### [MATERIAL SUPPLIED]
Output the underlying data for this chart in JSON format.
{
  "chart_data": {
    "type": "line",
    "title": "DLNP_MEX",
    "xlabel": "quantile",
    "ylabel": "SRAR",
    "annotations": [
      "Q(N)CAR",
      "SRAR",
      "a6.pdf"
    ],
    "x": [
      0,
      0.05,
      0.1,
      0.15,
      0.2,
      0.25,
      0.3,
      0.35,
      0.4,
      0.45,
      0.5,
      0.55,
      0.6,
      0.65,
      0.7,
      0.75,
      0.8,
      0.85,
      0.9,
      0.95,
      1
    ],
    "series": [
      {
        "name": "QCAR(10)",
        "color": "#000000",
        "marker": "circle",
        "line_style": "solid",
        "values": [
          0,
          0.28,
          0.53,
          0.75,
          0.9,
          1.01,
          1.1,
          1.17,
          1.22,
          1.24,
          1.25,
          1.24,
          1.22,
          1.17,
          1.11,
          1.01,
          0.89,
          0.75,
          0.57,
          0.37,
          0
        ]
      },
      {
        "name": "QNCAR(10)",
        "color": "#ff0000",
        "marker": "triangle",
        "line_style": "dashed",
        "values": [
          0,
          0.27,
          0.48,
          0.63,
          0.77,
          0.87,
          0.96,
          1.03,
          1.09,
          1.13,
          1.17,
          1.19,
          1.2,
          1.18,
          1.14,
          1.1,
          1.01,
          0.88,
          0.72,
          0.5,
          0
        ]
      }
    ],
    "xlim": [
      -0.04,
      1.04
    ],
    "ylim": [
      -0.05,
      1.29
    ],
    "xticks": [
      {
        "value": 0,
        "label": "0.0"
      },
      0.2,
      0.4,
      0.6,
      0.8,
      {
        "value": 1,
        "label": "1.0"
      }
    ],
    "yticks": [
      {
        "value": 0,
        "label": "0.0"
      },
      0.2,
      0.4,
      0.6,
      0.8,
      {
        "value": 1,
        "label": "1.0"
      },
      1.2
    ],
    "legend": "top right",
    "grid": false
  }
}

### [WORK TO DO]
Repeat the records above in full, character for character.

### [PROBLEM SOLUTION]
Output the underlying data for this chart in JSON format.
{
  "chart_data": {
    "type": "line",
    "title": "DLNP_MEX",
    "xlabel": "quantile",
    "ylabel": "SRAR",
    "annotations": [
      "Q(N)CAR",
      "SRAR",
      "a6.pdf"
    ],
    "x": [
      0,
      0.05,
      0.1,
      0.15,
      0.2,
      0.25,
      0.3,
      0.35,
      0.4,
      0.45,
      0.5,
      0.55,
      0.6,
      0.65,
      0.7,
      0.75,
      0.8,
      0.85,
      0.9,
      0.95,
      1
    ],
    "series": [
      {
        "name": "QCAR(10)",
        "color": "#000000",
        "marker": "circle",
        "line_style": "solid",
        "values": [
          0,
          0.28,
          0.53,
          0.75,
          0.9,
          1.01,
          1.1,
          1.17,
          1.22,
          1.24,
          1.25,
          1.24,
          1.22,
          1.17,
          1.11,
          1.01,
          0.89,
          0.75,
          0.57,
          0.37,
          0
        ]
      },
      {
        "name": "QNCAR(10)",
        "color": "#ff0000",
        "marker": "triangle",
        "line_style": "dashed",
        "values": [
          0,
          0.27,
          0.48,
          0.63,
          0.77,
          0.87,
          0.96,
          1.03,
          1.09,
          1.13,
          1.17,
          1.19,
          1.2,
          1.18,
          1.14,
          1.1,
          1.01,
          0.88,
          0.72,
          0.5,
          0
        ]
      }
    ],
    "xlim": [
      -0.04,
      1.04
    ],
    "ylim": [
      -0.05,
      1.29
    ],
    "xticks": [
      {
        "value": 0,
        "label": "0.0"
      },
      0.2,
      0.4,
      0.6,
      0.8,
      {
        "value": 1,
        "label": "1.0"
      }
    ],
    "yticks": [
      {
        "value": 0,
        "label": "0.0"
      },
      0.2,
      0.4,
      0.6,
      0.8,
      {
        "value": 1,
        "label": "1.0"
      },
      1.2
    ],
    "legend": "top right",
    "grid": false
  }
}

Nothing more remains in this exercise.